Given exercise:
Where does the string "image" appear in the records? Copy every line that contains it.

Data entries:

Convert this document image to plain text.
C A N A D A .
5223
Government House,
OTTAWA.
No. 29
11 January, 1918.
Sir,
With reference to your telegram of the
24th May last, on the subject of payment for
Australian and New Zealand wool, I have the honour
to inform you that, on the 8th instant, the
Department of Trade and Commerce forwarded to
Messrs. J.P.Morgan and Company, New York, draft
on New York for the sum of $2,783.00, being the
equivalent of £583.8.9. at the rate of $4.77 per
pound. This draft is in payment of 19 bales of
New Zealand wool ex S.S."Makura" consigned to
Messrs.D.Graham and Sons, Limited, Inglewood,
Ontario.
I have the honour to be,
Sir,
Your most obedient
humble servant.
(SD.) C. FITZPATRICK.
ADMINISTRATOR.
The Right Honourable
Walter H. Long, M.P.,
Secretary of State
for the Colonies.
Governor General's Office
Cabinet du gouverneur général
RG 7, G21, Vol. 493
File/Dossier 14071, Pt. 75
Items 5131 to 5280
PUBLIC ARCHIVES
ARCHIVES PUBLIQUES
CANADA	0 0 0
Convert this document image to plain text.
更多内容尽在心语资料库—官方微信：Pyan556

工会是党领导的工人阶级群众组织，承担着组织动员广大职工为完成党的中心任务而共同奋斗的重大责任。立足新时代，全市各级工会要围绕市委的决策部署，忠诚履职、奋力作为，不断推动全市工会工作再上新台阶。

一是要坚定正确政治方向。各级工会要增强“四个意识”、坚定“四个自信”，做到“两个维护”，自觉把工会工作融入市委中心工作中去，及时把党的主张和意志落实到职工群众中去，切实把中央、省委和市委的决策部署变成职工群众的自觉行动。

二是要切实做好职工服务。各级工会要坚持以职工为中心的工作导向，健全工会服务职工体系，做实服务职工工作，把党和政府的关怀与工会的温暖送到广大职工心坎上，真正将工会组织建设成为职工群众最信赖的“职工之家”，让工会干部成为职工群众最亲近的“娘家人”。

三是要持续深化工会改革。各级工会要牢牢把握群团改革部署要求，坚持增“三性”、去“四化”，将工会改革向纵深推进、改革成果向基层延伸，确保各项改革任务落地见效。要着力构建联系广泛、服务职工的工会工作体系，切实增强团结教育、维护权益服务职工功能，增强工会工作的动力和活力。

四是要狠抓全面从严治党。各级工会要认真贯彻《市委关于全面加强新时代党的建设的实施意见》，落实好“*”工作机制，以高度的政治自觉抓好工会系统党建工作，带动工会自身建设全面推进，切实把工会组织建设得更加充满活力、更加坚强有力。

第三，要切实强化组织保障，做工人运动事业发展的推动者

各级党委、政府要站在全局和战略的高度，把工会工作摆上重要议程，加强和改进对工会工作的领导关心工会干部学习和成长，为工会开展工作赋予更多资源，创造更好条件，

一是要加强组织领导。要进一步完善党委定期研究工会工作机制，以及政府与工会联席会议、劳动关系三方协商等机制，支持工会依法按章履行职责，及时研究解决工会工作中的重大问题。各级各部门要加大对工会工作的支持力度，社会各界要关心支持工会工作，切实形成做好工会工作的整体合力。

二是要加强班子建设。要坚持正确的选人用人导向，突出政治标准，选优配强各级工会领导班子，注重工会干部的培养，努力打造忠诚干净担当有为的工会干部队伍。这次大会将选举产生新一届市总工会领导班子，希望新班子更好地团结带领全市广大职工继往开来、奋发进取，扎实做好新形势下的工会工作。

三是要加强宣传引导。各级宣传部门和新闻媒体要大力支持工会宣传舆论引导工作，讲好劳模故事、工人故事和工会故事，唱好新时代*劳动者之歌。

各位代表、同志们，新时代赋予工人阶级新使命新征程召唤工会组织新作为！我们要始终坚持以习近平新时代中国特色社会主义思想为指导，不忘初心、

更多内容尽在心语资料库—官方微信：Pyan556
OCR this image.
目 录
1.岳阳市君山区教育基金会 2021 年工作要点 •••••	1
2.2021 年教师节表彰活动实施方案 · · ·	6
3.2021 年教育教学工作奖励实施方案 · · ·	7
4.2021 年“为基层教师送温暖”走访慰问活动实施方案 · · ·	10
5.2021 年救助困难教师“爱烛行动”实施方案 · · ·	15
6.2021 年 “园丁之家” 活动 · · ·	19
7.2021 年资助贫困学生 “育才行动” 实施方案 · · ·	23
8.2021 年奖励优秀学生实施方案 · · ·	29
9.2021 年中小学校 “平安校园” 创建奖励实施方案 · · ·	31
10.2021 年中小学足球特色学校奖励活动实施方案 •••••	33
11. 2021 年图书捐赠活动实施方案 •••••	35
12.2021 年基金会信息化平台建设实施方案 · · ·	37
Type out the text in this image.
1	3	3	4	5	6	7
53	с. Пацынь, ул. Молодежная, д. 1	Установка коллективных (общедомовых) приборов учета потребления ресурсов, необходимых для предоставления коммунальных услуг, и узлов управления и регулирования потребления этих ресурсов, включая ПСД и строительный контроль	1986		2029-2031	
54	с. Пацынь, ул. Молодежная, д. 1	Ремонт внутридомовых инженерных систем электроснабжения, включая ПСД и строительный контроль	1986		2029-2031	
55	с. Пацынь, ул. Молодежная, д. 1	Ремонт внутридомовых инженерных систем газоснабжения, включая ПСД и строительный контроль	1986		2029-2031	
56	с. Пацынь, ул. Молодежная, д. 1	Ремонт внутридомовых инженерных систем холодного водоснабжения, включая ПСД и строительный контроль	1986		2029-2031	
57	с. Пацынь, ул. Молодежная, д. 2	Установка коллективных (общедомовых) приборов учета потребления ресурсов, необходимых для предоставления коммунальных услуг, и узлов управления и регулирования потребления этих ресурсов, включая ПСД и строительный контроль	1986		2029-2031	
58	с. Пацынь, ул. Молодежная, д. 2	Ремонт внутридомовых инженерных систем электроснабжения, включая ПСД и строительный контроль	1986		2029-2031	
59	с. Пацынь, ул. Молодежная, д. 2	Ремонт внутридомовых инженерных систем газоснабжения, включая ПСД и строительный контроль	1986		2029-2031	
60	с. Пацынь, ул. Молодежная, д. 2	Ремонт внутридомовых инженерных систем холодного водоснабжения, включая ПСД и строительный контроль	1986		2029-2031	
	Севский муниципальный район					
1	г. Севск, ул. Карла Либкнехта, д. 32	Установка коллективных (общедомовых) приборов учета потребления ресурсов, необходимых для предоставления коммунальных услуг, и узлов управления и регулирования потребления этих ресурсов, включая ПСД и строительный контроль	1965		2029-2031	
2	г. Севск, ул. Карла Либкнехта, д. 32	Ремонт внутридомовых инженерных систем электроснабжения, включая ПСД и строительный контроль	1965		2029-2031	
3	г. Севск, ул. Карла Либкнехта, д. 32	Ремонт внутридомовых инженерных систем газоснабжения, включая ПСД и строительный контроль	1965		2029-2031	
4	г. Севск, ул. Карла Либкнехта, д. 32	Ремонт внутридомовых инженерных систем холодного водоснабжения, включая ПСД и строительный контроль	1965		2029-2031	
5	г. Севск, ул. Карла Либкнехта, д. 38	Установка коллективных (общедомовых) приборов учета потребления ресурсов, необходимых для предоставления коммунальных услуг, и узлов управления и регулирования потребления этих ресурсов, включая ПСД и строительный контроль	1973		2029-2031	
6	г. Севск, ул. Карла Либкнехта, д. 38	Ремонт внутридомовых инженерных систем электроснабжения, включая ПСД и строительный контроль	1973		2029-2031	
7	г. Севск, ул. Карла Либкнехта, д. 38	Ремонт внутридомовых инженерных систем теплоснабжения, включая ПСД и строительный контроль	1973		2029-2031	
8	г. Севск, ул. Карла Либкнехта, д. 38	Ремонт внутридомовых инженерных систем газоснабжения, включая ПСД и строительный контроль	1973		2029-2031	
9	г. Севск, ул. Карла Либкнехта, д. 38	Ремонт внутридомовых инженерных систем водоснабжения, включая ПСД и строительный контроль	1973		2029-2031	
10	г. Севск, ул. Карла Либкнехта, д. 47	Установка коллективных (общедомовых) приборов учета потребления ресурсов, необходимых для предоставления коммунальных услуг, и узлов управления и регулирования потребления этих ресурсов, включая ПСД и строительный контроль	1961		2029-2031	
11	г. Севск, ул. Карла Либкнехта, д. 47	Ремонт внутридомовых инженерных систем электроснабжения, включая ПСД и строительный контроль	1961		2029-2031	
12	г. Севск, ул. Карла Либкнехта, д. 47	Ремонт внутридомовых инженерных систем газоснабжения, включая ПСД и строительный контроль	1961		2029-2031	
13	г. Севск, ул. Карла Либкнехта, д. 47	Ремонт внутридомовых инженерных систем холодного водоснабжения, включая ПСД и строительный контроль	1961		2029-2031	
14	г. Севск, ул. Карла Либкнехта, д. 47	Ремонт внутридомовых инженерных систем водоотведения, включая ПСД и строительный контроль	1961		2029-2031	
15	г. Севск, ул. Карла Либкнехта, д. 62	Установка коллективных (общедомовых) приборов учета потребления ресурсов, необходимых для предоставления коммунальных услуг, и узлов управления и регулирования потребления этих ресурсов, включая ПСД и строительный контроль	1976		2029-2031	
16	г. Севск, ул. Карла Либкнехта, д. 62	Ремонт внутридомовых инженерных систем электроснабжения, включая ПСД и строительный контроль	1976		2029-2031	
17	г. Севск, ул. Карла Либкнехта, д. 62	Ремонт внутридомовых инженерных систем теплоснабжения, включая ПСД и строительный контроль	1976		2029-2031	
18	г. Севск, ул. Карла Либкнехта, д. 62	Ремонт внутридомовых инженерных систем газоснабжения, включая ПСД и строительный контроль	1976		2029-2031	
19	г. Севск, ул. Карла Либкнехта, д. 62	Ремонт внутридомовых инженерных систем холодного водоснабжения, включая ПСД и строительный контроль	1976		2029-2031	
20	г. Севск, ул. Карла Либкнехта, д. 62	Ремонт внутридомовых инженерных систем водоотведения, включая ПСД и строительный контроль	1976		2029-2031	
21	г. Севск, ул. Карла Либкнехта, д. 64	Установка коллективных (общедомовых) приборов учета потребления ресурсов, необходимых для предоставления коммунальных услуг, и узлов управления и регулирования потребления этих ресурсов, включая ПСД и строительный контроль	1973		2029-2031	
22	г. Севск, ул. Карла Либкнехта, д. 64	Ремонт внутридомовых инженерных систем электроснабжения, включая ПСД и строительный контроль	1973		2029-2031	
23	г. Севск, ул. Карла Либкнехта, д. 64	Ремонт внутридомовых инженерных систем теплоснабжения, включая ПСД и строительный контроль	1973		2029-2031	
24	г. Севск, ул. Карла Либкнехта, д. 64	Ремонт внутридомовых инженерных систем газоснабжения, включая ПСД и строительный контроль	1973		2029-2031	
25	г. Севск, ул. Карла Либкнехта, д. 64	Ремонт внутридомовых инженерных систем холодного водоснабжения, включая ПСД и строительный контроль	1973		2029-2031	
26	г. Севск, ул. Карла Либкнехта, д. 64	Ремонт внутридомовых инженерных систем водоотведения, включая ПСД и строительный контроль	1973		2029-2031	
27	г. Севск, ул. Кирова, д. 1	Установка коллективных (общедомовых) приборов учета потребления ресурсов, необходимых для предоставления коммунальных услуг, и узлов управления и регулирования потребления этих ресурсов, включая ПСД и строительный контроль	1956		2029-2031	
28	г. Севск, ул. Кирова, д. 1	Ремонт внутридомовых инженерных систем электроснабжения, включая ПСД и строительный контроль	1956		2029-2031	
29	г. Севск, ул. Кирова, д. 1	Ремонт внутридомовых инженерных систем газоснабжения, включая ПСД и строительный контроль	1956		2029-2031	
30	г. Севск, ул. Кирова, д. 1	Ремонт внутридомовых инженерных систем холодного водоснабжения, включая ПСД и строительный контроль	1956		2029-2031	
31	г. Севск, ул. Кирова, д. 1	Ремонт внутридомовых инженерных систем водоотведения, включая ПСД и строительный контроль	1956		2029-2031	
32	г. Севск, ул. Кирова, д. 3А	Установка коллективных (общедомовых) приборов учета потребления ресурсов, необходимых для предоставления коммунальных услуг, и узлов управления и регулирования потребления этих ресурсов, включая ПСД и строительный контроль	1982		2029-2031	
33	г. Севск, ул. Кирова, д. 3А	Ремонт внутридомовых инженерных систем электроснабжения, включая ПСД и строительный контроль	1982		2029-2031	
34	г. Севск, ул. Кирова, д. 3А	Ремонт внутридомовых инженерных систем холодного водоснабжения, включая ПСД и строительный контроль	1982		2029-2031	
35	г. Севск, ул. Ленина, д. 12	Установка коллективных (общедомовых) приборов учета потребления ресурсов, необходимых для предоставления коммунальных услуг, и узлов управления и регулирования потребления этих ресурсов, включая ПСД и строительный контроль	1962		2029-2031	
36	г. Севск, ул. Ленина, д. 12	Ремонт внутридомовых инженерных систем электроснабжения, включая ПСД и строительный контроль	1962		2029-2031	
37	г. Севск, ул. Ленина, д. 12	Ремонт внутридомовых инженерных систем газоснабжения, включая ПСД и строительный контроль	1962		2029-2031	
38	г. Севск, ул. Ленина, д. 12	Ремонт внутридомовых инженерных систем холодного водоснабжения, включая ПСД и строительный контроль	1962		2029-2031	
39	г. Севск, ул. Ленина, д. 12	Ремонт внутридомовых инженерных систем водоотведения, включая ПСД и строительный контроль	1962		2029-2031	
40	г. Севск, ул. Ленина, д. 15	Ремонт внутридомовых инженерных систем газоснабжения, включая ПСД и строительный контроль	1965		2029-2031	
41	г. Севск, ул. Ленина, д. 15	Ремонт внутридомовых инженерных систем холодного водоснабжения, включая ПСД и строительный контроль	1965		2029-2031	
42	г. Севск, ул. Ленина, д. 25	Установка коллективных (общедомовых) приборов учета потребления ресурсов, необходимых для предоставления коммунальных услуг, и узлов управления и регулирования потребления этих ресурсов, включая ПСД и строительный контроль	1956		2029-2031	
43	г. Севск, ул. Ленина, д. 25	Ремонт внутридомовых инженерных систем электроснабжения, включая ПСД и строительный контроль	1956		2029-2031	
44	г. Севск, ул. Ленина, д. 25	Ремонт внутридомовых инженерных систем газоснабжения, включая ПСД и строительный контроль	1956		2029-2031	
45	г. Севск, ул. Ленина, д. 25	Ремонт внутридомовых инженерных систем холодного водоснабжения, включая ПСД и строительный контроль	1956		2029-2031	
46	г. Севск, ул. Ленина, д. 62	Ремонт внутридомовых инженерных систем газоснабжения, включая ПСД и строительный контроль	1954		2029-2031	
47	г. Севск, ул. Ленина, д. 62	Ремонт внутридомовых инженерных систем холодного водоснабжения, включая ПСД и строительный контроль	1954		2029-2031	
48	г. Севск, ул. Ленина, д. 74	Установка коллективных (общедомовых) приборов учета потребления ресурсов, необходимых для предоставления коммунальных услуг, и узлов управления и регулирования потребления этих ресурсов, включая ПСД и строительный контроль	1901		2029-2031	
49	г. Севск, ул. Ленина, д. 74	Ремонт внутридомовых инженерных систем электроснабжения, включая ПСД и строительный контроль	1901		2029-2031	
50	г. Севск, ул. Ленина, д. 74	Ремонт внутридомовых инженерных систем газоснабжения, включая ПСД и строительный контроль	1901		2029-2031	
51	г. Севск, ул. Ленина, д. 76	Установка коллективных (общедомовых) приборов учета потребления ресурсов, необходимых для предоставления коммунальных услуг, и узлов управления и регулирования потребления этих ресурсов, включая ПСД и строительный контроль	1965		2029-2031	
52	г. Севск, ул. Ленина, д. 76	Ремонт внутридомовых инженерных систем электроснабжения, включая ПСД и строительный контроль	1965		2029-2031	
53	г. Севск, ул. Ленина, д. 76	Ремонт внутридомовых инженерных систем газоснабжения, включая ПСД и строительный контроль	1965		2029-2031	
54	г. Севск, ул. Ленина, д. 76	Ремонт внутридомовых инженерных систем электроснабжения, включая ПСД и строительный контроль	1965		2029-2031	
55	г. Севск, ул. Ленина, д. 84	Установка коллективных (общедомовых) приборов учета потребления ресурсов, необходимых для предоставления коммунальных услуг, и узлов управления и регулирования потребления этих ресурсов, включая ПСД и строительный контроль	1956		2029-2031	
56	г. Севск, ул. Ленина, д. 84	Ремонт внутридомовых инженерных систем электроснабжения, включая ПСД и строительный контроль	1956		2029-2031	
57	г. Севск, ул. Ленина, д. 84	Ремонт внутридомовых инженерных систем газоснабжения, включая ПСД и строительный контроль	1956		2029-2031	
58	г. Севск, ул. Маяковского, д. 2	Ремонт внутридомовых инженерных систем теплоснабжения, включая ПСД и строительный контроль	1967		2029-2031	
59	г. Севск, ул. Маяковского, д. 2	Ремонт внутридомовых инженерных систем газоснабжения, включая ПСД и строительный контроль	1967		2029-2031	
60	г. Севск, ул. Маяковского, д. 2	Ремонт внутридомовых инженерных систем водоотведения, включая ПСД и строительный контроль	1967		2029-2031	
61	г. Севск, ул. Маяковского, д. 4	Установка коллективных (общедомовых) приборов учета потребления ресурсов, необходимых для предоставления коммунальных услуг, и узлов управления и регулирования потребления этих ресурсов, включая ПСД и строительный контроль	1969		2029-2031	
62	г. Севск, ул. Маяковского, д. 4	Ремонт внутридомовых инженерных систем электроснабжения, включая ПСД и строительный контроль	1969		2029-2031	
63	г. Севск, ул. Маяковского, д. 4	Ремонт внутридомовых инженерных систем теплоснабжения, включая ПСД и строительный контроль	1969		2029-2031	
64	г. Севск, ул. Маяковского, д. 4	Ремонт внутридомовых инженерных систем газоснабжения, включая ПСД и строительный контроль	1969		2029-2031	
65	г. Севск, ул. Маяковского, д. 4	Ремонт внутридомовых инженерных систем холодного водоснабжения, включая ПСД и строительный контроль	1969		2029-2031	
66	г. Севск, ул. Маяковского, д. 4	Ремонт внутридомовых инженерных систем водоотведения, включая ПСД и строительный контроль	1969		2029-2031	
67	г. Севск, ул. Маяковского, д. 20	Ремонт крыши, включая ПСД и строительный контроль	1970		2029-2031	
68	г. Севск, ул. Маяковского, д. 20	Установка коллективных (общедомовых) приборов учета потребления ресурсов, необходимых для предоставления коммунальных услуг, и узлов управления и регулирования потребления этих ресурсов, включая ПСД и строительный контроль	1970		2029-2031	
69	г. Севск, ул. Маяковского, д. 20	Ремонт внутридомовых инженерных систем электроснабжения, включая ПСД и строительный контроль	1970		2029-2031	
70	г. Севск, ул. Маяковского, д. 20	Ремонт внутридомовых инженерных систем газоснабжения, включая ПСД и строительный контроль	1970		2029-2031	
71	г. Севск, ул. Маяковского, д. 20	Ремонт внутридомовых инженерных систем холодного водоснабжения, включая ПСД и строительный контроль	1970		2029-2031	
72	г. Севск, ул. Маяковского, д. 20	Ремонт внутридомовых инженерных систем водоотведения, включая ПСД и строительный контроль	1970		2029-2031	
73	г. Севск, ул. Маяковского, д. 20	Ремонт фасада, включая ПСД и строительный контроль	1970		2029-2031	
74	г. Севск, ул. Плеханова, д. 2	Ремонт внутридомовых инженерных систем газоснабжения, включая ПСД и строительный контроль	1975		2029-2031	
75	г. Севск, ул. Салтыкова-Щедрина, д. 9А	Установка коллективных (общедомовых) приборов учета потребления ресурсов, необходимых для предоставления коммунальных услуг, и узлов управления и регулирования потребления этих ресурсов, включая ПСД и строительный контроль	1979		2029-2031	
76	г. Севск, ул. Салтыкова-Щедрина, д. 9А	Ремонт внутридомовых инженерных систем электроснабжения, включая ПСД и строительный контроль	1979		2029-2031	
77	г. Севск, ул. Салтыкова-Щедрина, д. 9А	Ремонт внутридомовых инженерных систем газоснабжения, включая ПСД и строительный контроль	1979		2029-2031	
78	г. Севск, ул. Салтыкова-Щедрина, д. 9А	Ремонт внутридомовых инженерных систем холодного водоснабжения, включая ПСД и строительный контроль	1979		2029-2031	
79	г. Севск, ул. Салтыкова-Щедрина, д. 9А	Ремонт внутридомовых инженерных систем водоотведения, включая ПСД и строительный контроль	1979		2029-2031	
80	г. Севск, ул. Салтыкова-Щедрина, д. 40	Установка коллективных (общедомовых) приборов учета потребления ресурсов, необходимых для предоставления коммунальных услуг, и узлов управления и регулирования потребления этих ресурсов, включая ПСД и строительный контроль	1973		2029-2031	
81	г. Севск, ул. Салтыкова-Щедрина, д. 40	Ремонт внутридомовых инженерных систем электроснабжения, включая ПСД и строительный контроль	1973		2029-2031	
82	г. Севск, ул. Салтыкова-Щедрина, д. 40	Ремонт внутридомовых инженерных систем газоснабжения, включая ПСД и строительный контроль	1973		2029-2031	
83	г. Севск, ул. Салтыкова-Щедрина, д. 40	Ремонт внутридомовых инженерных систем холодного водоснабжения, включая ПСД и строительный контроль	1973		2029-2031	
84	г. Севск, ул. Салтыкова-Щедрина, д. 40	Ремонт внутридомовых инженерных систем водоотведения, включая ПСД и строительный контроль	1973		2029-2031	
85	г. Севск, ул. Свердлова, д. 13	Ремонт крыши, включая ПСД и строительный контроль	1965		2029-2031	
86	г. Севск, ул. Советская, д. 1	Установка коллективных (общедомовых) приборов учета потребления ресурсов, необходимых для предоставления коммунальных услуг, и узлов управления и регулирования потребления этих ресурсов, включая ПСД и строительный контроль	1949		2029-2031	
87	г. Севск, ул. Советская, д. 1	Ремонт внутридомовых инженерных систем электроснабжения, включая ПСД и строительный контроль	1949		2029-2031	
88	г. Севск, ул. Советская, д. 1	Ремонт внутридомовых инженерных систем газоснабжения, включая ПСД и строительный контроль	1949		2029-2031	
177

Solution to this problem:
Convert this document image to plain text.
Convert this document image to plain text.
OCR this image.
Type out the text in this image.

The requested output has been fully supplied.